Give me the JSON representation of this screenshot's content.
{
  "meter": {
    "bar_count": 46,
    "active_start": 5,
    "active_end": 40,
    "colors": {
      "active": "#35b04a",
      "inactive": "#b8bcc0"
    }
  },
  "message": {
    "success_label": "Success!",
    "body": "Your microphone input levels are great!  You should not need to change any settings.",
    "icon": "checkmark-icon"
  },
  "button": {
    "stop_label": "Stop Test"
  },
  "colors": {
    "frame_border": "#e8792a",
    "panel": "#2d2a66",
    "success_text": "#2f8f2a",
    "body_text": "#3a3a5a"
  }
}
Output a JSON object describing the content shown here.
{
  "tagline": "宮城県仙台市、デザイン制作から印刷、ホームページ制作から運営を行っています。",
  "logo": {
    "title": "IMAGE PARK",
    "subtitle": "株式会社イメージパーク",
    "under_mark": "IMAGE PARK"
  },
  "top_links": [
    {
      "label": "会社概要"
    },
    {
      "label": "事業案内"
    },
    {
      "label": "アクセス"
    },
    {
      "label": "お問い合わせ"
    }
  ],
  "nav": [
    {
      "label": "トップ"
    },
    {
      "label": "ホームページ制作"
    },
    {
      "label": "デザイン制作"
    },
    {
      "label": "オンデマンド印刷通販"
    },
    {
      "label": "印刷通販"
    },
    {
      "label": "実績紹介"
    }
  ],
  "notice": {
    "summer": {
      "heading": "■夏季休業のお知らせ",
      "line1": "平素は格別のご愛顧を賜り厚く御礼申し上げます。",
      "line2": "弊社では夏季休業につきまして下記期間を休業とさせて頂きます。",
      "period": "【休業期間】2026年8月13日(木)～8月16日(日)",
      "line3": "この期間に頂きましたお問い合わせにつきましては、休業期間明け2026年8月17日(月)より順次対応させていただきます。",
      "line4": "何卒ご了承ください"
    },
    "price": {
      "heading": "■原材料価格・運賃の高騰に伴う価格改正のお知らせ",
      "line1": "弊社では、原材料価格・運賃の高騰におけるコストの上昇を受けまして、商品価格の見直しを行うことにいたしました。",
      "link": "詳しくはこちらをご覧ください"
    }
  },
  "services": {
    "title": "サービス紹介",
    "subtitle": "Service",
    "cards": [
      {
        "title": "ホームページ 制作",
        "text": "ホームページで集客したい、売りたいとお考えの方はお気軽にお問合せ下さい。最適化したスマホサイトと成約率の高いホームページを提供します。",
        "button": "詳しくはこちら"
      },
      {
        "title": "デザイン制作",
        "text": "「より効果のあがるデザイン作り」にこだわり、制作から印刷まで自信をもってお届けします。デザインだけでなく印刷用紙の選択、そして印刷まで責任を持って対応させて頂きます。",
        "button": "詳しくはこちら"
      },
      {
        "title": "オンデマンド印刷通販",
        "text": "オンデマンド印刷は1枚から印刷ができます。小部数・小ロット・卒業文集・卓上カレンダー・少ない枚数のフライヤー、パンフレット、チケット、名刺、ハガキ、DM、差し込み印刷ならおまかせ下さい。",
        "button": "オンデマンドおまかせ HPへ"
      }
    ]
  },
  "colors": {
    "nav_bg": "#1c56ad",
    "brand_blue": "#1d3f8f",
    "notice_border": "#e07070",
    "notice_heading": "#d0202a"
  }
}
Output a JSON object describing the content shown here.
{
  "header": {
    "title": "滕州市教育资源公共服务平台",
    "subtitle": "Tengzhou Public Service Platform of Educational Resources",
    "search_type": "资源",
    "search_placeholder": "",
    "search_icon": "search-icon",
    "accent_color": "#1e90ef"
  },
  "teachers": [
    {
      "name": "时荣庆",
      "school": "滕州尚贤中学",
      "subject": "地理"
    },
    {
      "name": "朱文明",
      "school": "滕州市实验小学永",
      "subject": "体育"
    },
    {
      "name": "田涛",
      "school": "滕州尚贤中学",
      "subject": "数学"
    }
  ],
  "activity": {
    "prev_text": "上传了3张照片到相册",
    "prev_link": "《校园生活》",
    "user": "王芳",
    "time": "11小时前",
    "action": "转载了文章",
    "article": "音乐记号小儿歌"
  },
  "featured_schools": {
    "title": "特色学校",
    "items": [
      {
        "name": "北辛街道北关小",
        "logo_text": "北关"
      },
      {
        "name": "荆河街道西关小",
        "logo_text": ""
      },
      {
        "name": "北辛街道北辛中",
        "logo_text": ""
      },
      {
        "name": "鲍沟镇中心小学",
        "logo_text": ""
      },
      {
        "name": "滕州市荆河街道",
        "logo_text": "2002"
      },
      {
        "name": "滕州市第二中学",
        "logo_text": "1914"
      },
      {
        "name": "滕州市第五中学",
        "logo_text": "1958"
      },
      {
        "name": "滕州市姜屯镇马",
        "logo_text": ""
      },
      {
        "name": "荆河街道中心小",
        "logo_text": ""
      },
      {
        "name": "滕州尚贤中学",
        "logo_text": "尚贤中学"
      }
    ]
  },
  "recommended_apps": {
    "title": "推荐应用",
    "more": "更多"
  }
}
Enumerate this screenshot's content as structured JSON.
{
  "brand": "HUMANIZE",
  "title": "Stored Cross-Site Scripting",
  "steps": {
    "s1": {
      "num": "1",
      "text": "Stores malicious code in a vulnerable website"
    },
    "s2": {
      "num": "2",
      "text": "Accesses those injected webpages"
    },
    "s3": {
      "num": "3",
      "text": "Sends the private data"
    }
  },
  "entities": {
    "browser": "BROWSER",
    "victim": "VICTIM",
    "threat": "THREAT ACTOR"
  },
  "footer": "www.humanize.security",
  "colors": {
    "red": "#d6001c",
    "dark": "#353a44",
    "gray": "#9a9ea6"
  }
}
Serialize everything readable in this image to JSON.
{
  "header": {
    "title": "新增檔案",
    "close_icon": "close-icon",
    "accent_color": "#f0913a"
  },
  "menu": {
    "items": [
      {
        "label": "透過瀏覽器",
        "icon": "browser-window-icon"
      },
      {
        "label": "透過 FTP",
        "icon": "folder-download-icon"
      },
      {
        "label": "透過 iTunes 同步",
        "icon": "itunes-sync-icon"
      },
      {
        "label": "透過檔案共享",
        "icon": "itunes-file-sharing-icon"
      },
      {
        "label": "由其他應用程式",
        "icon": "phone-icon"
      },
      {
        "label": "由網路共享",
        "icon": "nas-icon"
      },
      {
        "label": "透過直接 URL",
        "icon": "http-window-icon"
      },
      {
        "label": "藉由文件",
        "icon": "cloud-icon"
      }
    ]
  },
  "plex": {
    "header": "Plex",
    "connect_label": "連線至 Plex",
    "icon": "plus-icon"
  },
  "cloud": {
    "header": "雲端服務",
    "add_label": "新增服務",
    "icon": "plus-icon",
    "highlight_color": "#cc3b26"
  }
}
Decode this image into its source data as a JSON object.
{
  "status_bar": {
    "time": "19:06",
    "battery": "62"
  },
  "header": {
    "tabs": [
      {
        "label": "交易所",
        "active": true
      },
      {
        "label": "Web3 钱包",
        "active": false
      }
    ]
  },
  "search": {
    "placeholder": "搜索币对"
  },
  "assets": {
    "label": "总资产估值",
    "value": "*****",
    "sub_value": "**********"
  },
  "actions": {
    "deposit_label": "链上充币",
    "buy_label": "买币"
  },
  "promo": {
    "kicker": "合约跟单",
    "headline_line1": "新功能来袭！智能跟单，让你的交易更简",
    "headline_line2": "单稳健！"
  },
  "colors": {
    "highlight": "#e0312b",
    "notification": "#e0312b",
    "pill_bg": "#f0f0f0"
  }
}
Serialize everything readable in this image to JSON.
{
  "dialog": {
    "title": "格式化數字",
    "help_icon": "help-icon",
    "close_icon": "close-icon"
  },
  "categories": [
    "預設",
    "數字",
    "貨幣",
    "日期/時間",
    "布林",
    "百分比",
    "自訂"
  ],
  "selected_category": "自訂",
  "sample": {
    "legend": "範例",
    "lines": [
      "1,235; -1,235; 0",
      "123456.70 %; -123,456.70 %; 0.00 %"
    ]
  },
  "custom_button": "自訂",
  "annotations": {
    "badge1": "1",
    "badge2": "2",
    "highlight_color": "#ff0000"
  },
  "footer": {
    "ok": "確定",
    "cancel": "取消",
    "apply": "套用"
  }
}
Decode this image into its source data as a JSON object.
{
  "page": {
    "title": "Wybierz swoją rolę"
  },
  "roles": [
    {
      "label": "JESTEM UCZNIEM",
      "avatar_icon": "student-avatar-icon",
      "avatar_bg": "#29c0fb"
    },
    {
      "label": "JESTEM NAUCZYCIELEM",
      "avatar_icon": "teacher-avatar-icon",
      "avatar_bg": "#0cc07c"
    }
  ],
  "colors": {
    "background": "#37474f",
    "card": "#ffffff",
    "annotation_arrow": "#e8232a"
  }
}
::::
Return all lines with the word "JESTEM" in them.

* Problem solution
      "label": "JESTEM UCZNIEM",
      "label": "JESTEM NAUCZYCIELEM",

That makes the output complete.